* INSTRUCTIONS FOR THE TASK *
Read the listing and extract each line that includes the word "dans".

Data excerpts
# # # #

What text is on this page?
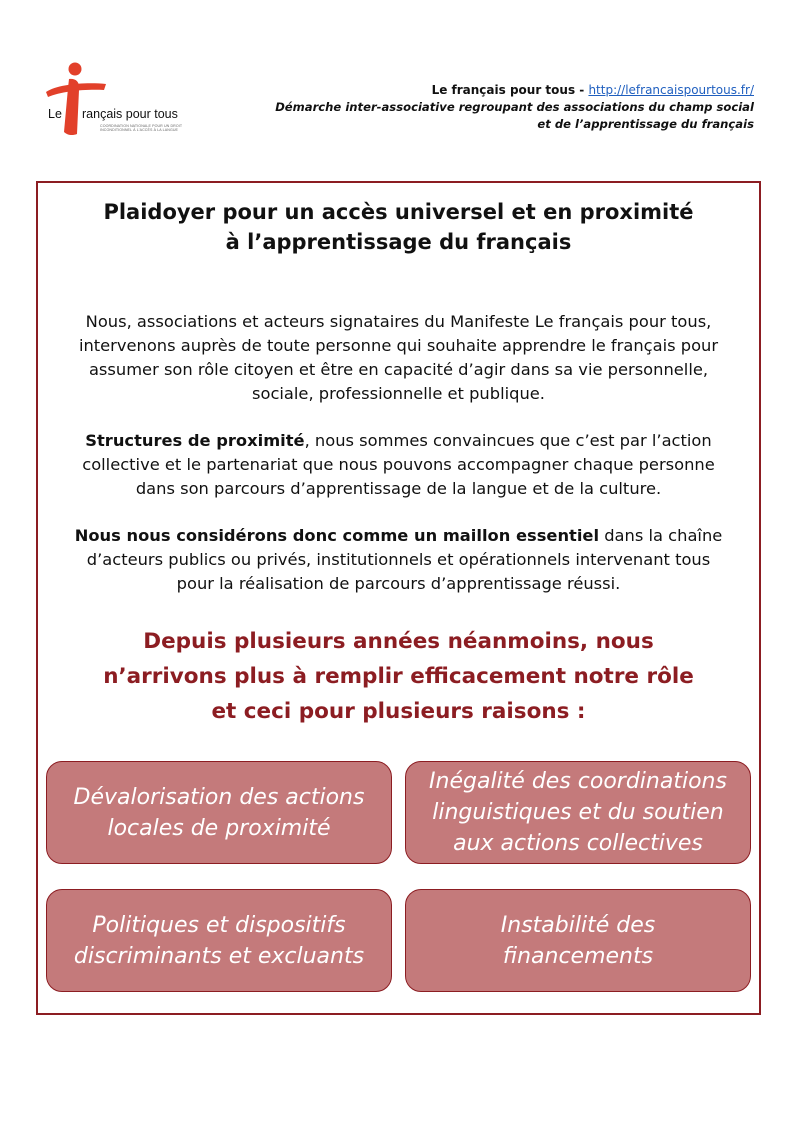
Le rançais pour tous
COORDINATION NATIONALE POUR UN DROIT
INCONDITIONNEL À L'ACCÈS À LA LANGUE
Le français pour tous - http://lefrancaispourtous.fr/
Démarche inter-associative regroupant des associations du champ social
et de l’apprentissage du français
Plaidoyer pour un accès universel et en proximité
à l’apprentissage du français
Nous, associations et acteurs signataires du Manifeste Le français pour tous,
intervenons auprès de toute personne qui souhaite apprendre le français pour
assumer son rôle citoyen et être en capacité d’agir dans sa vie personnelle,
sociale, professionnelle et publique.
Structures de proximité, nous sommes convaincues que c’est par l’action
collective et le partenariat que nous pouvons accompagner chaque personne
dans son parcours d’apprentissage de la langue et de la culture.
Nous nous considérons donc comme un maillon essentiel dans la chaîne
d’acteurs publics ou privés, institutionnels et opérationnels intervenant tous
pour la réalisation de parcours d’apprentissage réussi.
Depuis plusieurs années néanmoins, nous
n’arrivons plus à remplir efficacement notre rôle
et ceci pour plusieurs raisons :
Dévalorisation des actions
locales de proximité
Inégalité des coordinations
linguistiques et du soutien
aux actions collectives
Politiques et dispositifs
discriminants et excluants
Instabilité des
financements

# # # #

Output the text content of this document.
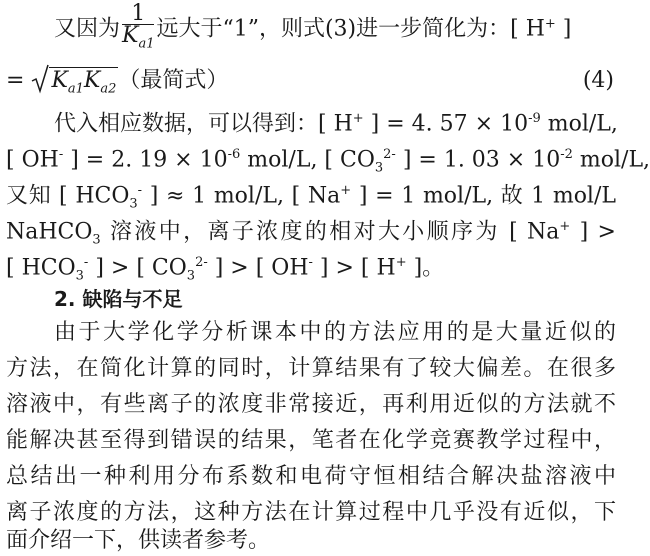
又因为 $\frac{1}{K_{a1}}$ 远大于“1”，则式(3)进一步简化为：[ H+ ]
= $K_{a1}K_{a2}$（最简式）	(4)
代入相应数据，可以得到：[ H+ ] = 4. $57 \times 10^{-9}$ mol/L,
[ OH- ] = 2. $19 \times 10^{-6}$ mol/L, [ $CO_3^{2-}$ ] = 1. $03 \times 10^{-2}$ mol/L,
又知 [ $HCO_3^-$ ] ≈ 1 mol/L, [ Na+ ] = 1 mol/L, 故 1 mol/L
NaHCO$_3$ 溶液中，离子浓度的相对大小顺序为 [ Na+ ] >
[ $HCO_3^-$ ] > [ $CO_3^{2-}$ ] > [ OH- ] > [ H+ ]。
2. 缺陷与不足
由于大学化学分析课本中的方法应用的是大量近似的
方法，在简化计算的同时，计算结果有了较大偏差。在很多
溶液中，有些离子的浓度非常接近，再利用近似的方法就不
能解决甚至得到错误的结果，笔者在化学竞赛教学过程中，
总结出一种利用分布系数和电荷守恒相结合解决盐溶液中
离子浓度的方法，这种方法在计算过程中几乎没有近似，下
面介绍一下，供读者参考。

# # # #

* ANSWER TO THIS PROBLEM *
assumer son rôle citoyen et être en capacité d’agir dans sa vie personnelle,
dans son parcours d’apprentissage de la langue et de la culture.
Nous nous considérons donc comme un maillon essentiel dans la chaîne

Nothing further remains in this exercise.